**Problem requirements:**
Please report every line from the material that contains the word "Федерации".

Dataset items
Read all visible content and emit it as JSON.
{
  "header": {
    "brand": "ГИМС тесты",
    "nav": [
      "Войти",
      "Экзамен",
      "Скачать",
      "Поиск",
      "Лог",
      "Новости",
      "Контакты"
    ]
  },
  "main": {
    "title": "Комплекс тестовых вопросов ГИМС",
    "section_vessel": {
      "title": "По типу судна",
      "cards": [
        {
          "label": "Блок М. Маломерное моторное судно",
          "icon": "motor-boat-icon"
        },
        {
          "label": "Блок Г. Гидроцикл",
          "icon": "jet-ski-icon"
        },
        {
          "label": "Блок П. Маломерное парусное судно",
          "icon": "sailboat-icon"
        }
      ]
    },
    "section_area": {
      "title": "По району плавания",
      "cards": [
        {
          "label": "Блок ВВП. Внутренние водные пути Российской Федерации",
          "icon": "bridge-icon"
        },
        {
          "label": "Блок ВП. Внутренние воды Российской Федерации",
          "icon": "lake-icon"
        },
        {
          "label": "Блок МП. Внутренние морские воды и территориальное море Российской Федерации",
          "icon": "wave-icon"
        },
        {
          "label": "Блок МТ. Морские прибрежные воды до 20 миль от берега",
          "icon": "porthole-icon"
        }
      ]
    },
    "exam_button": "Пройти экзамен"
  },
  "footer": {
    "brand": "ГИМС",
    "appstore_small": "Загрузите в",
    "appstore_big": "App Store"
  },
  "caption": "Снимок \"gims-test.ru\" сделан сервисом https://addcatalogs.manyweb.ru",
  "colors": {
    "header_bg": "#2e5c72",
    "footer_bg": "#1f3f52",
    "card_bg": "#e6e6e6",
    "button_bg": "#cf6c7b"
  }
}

**Response:**
          "label": "Блок ВВП. Внутренние водные пути Российской Федерации",
          "label": "Блок ВП. Внутренние воды Российской Федерации",
          "label": "Блок МП. Внутренние морские воды и территориальное море Российской Федерации",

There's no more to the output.